## Given problem 1
Edit the vehicle aerodynamics excerpt from "Aerodynamic drag is" to "5 Series sedan.", and replace each "drag area" with "CdA".
## Given problem 2
According to the vehicle aerodynamics excerpt, what fuel economy did Frau Putzer's X3 achieve on its road trip?

## Excerpt provided

BMW stopped selling diesels in the US just about the time the G01 X3 came out. The X3 30d was ready to go here before they pulled the plug. The emissions warranty issues were the final straw for diesels here. Also, DPF's probably lowered diesels' fuel economy. With direct injection and turbocharging, BMW gasoline engines are getting closer to diesels' efficiency. Frau Putzer's X3 has only made on road trip in almost four years, about a 50/50 mix of interstate and rural surface highways. It got 31.3 MPG.

SUV's don't like to go fast. They have a relatively high drag coefficient (Cd) and a large cross-sectional area (A). 

Aerodynamic drag is roughly: 1/2 x (air density) x (velocity^2) x (drag coefficient) x (cross sectional area), or

Aerodynamic Drage = 1/2 ρ (V^2) Cd A

Cd x A is referred to as "drag area" or Ad

An E70 X5's Cd is 0.34 and the cross-sectional area is 2.87m^2., for a drag area of *0.98.1m^2*. That's huge.

An F10 535i's Cd is 0.29 and the cross-sectional area is only 2.35m^2, for a drag area of *0.681m^2*.

So, aerodynamic drag on an E70 X5 is about 44% more than on an F10 5 Series sedan.

That "velocity-squared" thing really grows with speed. A vehicle traveling at 75 MPH has 86% more aerodynamic drag than when traveling at 55 MPH: (75/55)^2 = 1.86.

The new Mercedes-Benz electric S-class has a Cd of just 0.20.

Cool linky: carinf.com - car information and technical specifications


----------



## Doug Huffman (Apr 25, 2015)

Autoputzer said:


> SUV's don't like to go fast.


Thank goodness I drive a BMW SAV that loves to go fast.

I wonder how one might accumulate objective average speed with variation and standard deviation.. Off to the App Store.


----------



## CCE9 (Jul 25, 2014)

Autoputzer said:


> BMW stopped selling diesels in the US just about the time the G01 X3 came out. The X3 30d was ready to go here before they pulled the plug. The emissions warranty issues were the final straw for diesels here. Also, DPF's probably lowered diesels' fuel economy. With direct injection and turbocharging, BMW gasoline engines are getting closer to diesels' efficiency. Frau Putzer's X3 has only made on road trip in almost four years, about a 50/50 mix of interstate and rural surface highways. It got 31.3 MPG.
> 
> SUV's don't like to go fast. They have a relatively high drag coefficient (Cd) and a large cross-sectional area (A).
> 
> ...


Not so sure about that I just picked up a 2022 X 5 And it luvs to go fast


----------

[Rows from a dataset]
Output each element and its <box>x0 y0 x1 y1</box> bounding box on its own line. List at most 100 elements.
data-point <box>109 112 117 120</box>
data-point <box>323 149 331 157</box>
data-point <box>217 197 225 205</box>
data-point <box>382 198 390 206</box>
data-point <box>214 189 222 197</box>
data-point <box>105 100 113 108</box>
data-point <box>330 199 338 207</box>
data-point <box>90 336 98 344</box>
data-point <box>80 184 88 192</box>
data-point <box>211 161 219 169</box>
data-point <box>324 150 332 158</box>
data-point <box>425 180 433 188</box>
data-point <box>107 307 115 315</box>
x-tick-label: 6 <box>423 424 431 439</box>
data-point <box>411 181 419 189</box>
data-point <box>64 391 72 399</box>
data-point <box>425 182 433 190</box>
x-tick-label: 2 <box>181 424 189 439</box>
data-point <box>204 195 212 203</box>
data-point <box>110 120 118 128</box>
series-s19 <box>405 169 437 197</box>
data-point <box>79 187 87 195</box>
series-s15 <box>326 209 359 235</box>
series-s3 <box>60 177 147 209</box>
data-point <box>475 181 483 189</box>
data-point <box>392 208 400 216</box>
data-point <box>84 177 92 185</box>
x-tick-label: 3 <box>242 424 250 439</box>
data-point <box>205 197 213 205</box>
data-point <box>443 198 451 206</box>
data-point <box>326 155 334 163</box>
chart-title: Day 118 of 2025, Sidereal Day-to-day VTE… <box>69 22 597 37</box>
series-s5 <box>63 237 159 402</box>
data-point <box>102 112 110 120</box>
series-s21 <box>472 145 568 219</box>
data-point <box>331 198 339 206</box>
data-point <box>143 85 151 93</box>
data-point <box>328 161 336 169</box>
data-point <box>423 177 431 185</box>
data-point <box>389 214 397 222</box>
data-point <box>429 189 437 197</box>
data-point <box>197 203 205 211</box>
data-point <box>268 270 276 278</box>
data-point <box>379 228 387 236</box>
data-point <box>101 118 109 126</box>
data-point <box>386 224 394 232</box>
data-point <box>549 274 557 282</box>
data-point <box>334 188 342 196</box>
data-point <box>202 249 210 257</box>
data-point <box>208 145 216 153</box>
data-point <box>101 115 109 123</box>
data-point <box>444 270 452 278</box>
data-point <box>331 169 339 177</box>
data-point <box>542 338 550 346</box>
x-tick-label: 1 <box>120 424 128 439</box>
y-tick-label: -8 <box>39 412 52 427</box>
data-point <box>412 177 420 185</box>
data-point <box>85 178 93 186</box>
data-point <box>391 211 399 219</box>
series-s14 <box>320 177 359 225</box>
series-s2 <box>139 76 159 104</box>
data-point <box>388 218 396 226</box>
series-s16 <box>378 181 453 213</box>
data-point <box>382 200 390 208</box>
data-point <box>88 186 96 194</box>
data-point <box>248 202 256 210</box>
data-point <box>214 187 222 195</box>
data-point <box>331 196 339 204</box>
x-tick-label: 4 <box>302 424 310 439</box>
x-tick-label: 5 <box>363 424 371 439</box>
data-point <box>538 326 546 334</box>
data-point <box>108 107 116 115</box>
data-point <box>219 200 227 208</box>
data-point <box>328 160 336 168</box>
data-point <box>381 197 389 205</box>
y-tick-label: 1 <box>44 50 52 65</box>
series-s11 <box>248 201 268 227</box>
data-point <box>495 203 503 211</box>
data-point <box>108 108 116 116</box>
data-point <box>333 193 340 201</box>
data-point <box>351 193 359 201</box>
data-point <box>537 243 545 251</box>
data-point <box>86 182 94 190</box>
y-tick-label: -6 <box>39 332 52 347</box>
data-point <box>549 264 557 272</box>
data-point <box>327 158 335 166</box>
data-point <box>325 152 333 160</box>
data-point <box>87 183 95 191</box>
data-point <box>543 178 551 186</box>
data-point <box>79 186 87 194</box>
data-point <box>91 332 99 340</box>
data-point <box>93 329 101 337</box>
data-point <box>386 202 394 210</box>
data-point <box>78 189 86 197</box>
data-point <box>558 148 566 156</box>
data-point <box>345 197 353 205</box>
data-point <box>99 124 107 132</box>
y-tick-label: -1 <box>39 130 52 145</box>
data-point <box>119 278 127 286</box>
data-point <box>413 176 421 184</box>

## Worked answer 1
Aerodynamic drag is roughly: 1/2 x (air density) x (velocity^2) x (drag coefficient) x (cross sectional area), or

Aerodynamic Drage = 1/2 ρ (V^2) Cd A

Cd x A is referred to as "CdA" or Ad

An E70 X5's Cd is 0.34 and the cross-sectional area is 2.87m^2., for a CdA of *0.98.1m^2*. That's huge.

An F10 535i's Cd is 0.29 and the cross-sectional area is only 2.35m^2, for a CdA of *0.681m^2*.

So, aerodynamic drag on an E70 X5 is about 44% more than on an F10 5 Series sedan.

## Worked answer 2
It got 31.3 MPG.